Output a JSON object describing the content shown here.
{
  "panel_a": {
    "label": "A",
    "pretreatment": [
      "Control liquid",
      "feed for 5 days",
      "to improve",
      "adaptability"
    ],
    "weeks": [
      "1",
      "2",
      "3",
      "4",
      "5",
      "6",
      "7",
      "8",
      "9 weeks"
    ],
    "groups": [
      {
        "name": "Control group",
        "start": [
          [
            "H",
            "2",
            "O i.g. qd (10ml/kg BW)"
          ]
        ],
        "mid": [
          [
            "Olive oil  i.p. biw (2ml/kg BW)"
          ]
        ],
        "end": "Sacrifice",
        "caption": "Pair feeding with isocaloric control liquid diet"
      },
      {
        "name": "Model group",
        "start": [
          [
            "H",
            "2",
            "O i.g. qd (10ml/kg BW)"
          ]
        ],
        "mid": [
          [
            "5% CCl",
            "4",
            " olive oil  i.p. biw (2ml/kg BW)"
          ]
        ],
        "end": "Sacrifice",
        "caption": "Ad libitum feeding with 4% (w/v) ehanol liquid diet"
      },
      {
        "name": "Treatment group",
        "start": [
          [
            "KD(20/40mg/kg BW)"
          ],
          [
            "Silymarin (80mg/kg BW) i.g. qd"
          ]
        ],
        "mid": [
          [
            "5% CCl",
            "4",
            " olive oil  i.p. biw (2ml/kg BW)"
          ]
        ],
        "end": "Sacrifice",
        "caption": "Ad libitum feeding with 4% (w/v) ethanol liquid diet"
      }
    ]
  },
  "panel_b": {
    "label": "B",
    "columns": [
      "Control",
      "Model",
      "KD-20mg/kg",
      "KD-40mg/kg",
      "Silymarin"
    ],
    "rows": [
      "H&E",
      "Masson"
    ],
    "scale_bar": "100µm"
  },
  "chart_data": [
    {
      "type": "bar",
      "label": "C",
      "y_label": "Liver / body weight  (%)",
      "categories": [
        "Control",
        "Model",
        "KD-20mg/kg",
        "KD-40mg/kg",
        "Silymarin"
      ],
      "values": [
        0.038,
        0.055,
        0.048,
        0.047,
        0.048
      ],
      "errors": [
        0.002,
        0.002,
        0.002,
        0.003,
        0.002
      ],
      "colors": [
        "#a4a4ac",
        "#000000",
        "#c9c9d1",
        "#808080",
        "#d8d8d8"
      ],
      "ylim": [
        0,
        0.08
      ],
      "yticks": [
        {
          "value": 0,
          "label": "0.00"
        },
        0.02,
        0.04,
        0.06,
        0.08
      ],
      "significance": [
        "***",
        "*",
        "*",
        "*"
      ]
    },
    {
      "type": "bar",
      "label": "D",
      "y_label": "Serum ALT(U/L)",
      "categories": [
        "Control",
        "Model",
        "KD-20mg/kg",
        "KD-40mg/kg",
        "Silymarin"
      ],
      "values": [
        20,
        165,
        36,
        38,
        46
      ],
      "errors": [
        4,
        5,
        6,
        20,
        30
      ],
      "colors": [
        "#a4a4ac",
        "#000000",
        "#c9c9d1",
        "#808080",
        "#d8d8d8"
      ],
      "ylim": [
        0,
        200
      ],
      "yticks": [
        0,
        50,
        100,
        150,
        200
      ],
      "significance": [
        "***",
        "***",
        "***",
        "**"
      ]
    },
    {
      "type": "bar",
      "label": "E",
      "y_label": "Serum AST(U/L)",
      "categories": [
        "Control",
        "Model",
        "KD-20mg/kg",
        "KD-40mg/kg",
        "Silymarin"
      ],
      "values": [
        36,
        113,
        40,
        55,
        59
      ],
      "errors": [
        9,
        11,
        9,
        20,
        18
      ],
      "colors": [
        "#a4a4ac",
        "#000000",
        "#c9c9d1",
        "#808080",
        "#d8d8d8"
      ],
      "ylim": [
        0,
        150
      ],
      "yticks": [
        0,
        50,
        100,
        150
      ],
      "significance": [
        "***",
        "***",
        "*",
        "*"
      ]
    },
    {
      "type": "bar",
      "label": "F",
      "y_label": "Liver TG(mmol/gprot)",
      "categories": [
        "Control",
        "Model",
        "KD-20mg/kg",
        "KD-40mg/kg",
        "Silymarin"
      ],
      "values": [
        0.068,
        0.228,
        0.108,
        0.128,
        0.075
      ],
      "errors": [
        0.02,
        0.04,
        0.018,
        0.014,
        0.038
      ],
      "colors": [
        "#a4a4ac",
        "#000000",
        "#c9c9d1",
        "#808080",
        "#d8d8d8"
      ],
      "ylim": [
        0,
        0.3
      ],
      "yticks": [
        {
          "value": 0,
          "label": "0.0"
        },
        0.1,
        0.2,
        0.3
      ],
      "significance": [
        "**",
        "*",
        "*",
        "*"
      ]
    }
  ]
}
# # # #
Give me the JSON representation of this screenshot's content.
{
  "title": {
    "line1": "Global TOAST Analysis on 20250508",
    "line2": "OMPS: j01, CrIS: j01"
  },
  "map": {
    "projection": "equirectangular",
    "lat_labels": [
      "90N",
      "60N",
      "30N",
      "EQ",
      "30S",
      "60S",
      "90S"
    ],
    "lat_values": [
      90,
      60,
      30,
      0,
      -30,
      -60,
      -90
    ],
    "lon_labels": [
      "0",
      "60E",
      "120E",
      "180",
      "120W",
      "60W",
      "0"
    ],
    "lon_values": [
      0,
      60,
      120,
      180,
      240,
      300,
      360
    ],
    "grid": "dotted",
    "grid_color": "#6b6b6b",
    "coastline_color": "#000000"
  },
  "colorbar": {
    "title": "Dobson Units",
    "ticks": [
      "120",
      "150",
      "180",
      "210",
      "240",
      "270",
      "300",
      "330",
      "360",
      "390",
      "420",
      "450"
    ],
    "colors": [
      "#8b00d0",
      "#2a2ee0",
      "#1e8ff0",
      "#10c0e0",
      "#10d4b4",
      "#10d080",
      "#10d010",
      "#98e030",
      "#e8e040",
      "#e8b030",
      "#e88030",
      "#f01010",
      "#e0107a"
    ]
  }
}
# # # #
> _Task details_: Using the records given above, list every line that includes the word "Serum".

> _Response_:
      "y_label": "Serum ALT(U/L)",
      "y_label": "Serum AST(U/L)",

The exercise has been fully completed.